==== PROVIDED MATERIAL

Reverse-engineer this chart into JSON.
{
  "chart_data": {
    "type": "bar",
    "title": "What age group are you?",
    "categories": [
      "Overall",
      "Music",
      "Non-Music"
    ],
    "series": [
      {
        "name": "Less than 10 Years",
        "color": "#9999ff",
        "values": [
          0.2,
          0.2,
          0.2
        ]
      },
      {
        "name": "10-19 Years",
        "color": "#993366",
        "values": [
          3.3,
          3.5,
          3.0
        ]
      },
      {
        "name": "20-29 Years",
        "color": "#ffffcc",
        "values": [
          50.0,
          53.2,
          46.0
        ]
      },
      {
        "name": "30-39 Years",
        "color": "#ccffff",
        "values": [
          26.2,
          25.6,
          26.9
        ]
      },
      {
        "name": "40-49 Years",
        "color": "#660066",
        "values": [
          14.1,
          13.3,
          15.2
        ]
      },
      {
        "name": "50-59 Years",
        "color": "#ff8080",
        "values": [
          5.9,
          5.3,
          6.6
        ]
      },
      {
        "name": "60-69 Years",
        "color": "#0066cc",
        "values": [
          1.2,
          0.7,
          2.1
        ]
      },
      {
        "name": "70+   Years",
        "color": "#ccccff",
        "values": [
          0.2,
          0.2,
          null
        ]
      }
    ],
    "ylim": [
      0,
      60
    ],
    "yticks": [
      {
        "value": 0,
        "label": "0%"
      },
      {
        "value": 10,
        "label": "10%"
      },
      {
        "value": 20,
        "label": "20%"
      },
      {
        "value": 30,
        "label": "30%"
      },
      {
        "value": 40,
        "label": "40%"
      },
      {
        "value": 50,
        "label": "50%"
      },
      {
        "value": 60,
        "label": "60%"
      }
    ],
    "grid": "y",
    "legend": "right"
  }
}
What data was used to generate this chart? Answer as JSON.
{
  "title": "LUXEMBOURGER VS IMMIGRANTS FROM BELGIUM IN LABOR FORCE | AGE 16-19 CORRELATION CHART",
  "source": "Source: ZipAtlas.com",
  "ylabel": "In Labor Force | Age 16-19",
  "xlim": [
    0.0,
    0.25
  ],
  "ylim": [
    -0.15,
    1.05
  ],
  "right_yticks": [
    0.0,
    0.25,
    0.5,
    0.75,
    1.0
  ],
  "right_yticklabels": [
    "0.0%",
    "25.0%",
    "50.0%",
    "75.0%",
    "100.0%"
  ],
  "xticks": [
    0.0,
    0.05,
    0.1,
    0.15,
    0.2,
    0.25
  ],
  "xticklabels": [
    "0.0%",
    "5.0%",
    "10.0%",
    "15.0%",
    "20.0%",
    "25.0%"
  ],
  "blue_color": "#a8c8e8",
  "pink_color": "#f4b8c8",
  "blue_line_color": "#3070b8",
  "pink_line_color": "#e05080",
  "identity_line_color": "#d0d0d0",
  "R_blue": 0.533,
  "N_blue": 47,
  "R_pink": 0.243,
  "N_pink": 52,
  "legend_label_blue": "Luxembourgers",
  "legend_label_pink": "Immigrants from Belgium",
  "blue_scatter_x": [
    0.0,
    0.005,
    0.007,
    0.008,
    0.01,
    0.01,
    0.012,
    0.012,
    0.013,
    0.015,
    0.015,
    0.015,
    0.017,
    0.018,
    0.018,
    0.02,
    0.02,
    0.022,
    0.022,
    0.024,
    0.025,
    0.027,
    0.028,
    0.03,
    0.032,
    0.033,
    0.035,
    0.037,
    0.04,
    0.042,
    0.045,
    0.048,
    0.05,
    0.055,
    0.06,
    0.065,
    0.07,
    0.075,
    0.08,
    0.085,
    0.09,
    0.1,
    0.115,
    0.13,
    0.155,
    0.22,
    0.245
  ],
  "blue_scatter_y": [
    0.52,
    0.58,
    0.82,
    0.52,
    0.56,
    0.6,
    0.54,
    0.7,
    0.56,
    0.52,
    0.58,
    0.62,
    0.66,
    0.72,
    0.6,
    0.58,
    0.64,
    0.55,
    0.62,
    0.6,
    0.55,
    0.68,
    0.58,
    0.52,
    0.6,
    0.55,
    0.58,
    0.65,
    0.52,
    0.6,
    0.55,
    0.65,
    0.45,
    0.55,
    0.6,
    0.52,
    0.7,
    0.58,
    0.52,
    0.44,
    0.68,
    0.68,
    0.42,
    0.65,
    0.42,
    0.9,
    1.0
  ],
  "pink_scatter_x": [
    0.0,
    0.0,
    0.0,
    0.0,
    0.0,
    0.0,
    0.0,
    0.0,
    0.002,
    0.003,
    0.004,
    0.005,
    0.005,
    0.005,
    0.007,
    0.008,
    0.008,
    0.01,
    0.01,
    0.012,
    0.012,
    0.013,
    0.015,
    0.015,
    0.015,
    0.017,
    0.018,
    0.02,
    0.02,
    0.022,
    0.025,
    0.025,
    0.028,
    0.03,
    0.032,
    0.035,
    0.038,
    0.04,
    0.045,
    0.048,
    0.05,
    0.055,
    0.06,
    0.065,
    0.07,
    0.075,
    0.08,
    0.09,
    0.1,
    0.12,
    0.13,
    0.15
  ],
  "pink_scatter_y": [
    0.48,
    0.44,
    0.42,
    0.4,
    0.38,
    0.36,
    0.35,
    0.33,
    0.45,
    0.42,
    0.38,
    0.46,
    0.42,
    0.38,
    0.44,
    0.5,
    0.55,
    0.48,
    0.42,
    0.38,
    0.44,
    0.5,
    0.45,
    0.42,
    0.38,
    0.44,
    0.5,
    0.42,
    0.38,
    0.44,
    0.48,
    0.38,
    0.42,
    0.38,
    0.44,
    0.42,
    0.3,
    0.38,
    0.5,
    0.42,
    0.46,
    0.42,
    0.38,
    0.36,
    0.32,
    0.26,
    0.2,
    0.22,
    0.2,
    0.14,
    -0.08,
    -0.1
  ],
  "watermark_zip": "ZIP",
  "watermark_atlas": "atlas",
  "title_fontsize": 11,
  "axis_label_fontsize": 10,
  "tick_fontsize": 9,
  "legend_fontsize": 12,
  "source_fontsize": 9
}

========

• **AIM OF THE TASK**
Copy down every line of the material above that includes the string "this".

• **FINAL ANSWER**
Reverse-engineer this chart into JSON.
What data was used to generate this chart? Answer as JSON.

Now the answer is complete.